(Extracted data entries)

• • •

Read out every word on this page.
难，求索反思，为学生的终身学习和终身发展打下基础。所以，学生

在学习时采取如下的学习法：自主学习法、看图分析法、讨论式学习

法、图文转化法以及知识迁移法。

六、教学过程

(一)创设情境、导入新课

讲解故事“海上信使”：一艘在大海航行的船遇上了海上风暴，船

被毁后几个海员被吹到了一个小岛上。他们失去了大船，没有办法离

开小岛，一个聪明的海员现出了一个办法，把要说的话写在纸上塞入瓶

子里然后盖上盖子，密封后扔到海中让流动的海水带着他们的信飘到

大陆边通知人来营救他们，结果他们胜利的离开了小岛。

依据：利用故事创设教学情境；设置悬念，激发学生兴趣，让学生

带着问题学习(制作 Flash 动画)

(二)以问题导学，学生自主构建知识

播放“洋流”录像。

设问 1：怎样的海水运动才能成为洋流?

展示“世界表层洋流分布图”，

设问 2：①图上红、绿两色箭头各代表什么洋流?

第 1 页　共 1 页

• • •

* _Task objective_:
Please set down each line of the records exactly as given.

* _Exercise result_:
Read out every word on this page.
难，求索反思，为学生的终身学习和终身发展打下基础。所以，学生

在学习时采取如下的学习法：自主学习法、看图分析法、讨论式学习

法、图文转化法以及知识迁移法。

六、教学过程

(一)创设情境、导入新课

讲解故事“海上信使”：一艘在大海航行的船遇上了海上风暴，船

被毁后几个海员被吹到了一个小岛上。他们失去了大船，没有办法离

开小岛，一个聪明的海员现出了一个办法，把要说的话写在纸上塞入瓶

子里然后盖上盖子，密封后扔到海中让流动的海水带着他们的信飘到

大陆边通知人来营救他们，结果他们胜利的离开了小岛。

依据：利用故事创设教学情境；设置悬念，激发学生兴趣，让学生

带着问题学习(制作 Flash 动画)

(二)以问题导学，学生自主构建知识

播放“洋流”录像。

设问 1：怎样的海水运动才能成为洋流?

展示“世界表层洋流分布图”，

设问 2：①图上红、绿两色箭头各代表什么洋流?

第 1 页　共 1 页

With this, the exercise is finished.